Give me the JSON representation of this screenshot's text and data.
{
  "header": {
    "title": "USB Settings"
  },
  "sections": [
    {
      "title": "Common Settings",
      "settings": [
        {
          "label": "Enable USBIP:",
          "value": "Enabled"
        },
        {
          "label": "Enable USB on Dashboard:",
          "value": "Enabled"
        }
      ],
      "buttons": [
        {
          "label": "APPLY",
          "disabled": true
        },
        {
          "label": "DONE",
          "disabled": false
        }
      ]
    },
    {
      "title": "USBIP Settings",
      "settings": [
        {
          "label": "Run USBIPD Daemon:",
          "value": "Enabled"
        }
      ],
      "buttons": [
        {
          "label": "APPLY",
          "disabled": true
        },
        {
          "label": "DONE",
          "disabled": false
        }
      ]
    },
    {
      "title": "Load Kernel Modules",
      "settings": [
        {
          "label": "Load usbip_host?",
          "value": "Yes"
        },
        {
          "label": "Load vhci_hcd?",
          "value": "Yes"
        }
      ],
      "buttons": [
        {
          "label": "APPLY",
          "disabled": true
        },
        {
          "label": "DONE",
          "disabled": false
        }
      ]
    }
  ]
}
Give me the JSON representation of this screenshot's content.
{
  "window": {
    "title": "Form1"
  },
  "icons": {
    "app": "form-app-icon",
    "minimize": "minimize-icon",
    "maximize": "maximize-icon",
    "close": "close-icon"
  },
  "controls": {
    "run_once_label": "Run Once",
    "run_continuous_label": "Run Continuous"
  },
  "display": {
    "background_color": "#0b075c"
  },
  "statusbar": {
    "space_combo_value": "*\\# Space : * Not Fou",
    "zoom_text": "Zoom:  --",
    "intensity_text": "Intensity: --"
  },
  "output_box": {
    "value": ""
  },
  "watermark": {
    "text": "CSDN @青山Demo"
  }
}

********

__Do this__:
The data above must be returned in full, exactly as written.

__Complete response__:
Give me the JSON representation of this screenshot's text and data.
{
  "header": {
    "title": "USB Settings"
  },
  "sections": [
    {
      "title": "Common Settings",
      "settings": [
        {
          "label": "Enable USBIP:",
          "value": "Enabled"
        },
        {
          "label": "Enable USB on Dashboard:",
          "value": "Enabled"
        }
      ],
      "buttons": [
        {
          "label": "APPLY",
          "disabled": true
        },
        {
          "label": "DONE",
          "disabled": false
        }
      ]
    },
    {
      "title": "USBIP Settings",
      "settings": [
        {
          "label": "Run USBIPD Daemon:",
          "value": "Enabled"
        }
      ],
      "buttons": [
        {
          "label": "APPLY",
          "disabled": true
        },
        {
          "label": "DONE",
          "disabled": false
        }
      ]
    },
    {
      "title": "Load Kernel Modules",
      "settings": [
        {
          "label": "Load usbip_host?",
          "value": "Yes"
        },
        {
          "label": "Load vhci_hcd?",
          "value": "Yes"
        }
      ],
      "buttons": [
        {
          "label": "APPLY",
          "disabled": true
        },
        {
          "label": "DONE",
          "disabled": false
        }
      ]
    }
  ]
}
Give me the JSON representation of this screenshot's content.
{
  "window": {
    "title": "Form1"
  },
  "icons": {
    "app": "form-app-icon",
    "minimize": "minimize-icon",
    "maximize": "maximize-icon",
    "close": "close-icon"
  },
  "controls": {
    "run_once_label": "Run Once",
    "run_continuous_label": "Run Continuous"
  },
  "display": {
    "background_color": "#0b075c"
  },
  "statusbar": {
    "space_combo_value": "*\\# Space : * Not Fou",
    "zoom_text": "Zoom:  --",
    "intensity_text": "Intensity: --"
  },
  "output_box": {
    "value": ""
  },
  "watermark": {
    "text": "CSDN @青山Demo"
  }
}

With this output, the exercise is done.